▸ Component data from apps and pages
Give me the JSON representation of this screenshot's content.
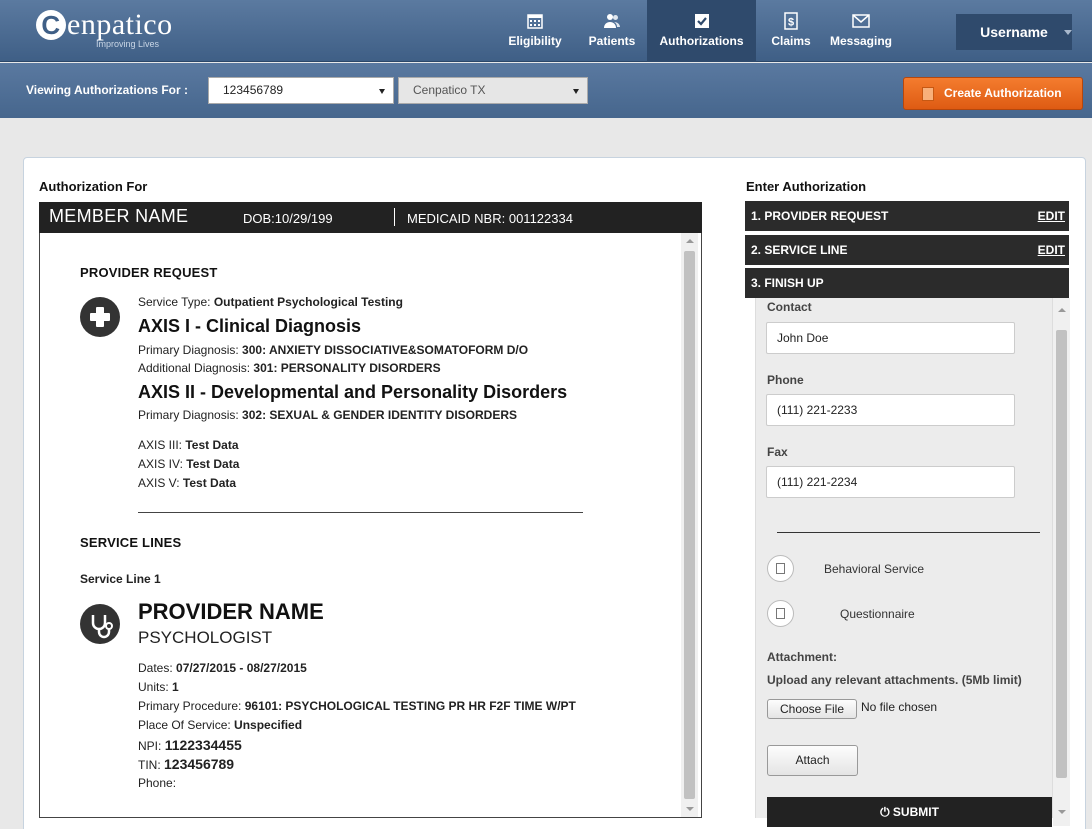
{
  "brand": {
    "name": "enpatico",
    "initial": "C",
    "tagline": "Improving Lives"
  },
  "nav": {
    "items": [
      {
        "label": "Eligibility",
        "icon": "calendar-icon"
      },
      {
        "label": "Patients",
        "icon": "people-icon"
      },
      {
        "label": "Authorizations",
        "icon": "check-icon",
        "active": true
      },
      {
        "label": "Claims",
        "icon": "dollar-icon"
      },
      {
        "label": "Messaging",
        "icon": "envelope-icon"
      }
    ],
    "username": "Username"
  },
  "subbar": {
    "label": "Viewing Authorizations For :",
    "member_id": "123456789",
    "plan": "Cenpatico TX",
    "create_label": "Create Authorization"
  },
  "left": {
    "heading": "Authorization For",
    "member": {
      "name": "MEMBER NAME",
      "dob": "DOB:10/29/199",
      "medicaid": "MEDICAID NBR: 001122334"
    },
    "provider_request": {
      "title": "PROVIDER REQUEST",
      "service_type_label": "Service Type:",
      "service_type": "Outpatient Psychological Testing",
      "axis1_title": "AXIS I - Clinical Diagnosis",
      "axis1_primary_label": "Primary Diagnosis:",
      "axis1_primary": "300: ANXIETY DISSOCIATIVE&SOMATOFORM D/O",
      "axis1_additional_label": "Additional Diagnosis:",
      "axis1_additional": "301: PERSONALITY DISORDERS",
      "axis2_title": "AXIS II - Developmental and Personality Disorders",
      "axis2_primary_label": "Primary Diagnosis:",
      "axis2_primary": "302: SEXUAL & GENDER IDENTITY DISORDERS",
      "axis3_label": "AXIS III:",
      "axis3": "Test Data",
      "axis4_label": "AXIS IV:",
      "axis4": "Test Data",
      "axis5_label": "AXIS V:",
      "axis5": "Test Data"
    },
    "service_lines": {
      "title": "SERVICE LINES",
      "line_title": "Service Line 1",
      "provider_name": "PROVIDER NAME",
      "provider_type": "PSYCHOLOGIST",
      "dates_label": "Dates:",
      "dates": "07/27/2015 - 08/27/2015",
      "units_label": "Units:",
      "units": "1",
      "procedure_label": "Primary Procedure:",
      "procedure": "96101: PSYCHOLOGICAL TESTING PR HR F2F TIME W/PT",
      "pos_label": "Place Of Service:",
      "pos": "Unspecified",
      "npi_label": "NPI:",
      "npi": "1122334455",
      "tin_label": "TIN:",
      "tin": "123456789",
      "phone_label": "Phone:"
    }
  },
  "right": {
    "heading": "Enter Authorization",
    "steps": [
      {
        "label": "1. PROVIDER REQUEST",
        "edit": "EDIT"
      },
      {
        "label": "2. SERVICE LINE",
        "edit": "EDIT"
      },
      {
        "label": "3. FINISH UP"
      }
    ],
    "contact_label": "Contact",
    "contact_value": "John Doe",
    "phone_label": "Phone",
    "phone_value": "(111) 221-2233",
    "fax_label": "Fax",
    "fax_value": "(111) 221-2234",
    "behavioral_label": "Behavioral Service",
    "questionnaire_label": "Questionnaire",
    "attachment_label": "Attachment:",
    "attachment_hint": "Upload any relevant attachments. (5Mb limit)",
    "choose_file_label": "Choose File",
    "no_file_text": "No file chosen",
    "attach_label": "Attach",
    "submit_label": "SUBMIT"
  }
}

▸ WHAT TO DO
Images are to be left out when the records above are written out again exactly.

▸ SOLUTION
Give me the JSON representation of this screenshot's content.
{
  "brand": {
    "name": "enpatico",
    "initial": "C",
    "tagline": "Improving Lives"
  },
  "nav": {
    "items": [
      {
        "label": "Eligibility",
        "icon": "calendar-icon"
      },
      {
        "label": "Patients",
        "icon": "people-icon"
      },
      {
        "label": "Authorizations",
        "icon": "check-icon",
        "active": true
      },
      {
        "label": "Claims",
        "icon": "dollar-icon"
      },
      {
        "label": "Messaging",
        "icon": "envelope-icon"
      }
    ],
    "username": "Username"
  },
  "subbar": {
    "label": "Viewing Authorizations For :",
    "member_id": "123456789",
    "plan": "Cenpatico TX",
    "create_label": "Create Authorization"
  },
  "left": {
    "heading": "Authorization For",
    "member": {
      "name": "MEMBER NAME",
      "dob": "DOB:10/29/199",
      "medicaid": "MEDICAID NBR: 001122334"
    },
    "provider_request": {
      "title": "PROVIDER REQUEST",
      "service_type_label": "Service Type:",
      "service_type": "Outpatient Psychological Testing",
      "axis1_title": "AXIS I - Clinical Diagnosis",
      "axis1_primary_label": "Primary Diagnosis:",
      "axis1_primary": "300: ANXIETY DISSOCIATIVE&SOMATOFORM D/O",
      "axis1_additional_label": "Additional Diagnosis:",
      "axis1_additional": "301: PERSONALITY DISORDERS",
      "axis2_title": "AXIS II - Developmental and Personality Disorders",
      "axis2_primary_label": "Primary Diagnosis:",
      "axis2_primary": "302: SEXUAL & GENDER IDENTITY DISORDERS",
      "axis3_label": "AXIS III:",
      "axis3": "Test Data",
      "axis4_label": "AXIS IV:",
      "axis4": "Test Data",
      "axis5_label": "AXIS V:",
      "axis5": "Test Data"
    },
    "service_lines": {
      "title": "SERVICE LINES",
      "line_title": "Service Line 1",
      "provider_name": "PROVIDER NAME",
      "provider_type": "PSYCHOLOGIST",
      "dates_label": "Dates:",
      "dates": "07/27/2015 - 08/27/2015",
      "units_label": "Units:",
      "units": "1",
      "procedure_label": "Primary Procedure:",
      "procedure": "96101: PSYCHOLOGICAL TESTING PR HR F2F TIME W/PT",
      "pos_label": "Place Of Service:",
      "pos": "Unspecified",
      "npi_label": "NPI:",
      "npi": "1122334455",
      "tin_label": "TIN:",
      "tin": "123456789",
      "phone_label": "Phone:"
    }
  },
  "right": {
    "heading": "Enter Authorization",
    "steps": [
      {
        "label": "1. PROVIDER REQUEST",
        "edit": "EDIT"
      },
      {
        "label": "2. SERVICE LINE",
        "edit": "EDIT"
      },
      {
        "label": "3. FINISH UP"
      }
    ],
    "contact_label": "Contact",
    "contact_value": "John Doe",
    "phone_label": "Phone",
    "phone_value": "(111) 221-2233",
    "fax_label": "Fax",
    "fax_value": "(111) 221-2234",
    "behavioral_label": "Behavioral Service",
    "questionnaire_label": "Questionnaire",
    "attachment_label": "Attachment:",
    "attachment_hint": "Upload any relevant attachments. (5Mb limit)",
    "choose_file_label": "Choose File",
    "no_file_text": "No file chosen",
    "attach_label": "Attach",
    "submit_label": "SUBMIT"
  }
}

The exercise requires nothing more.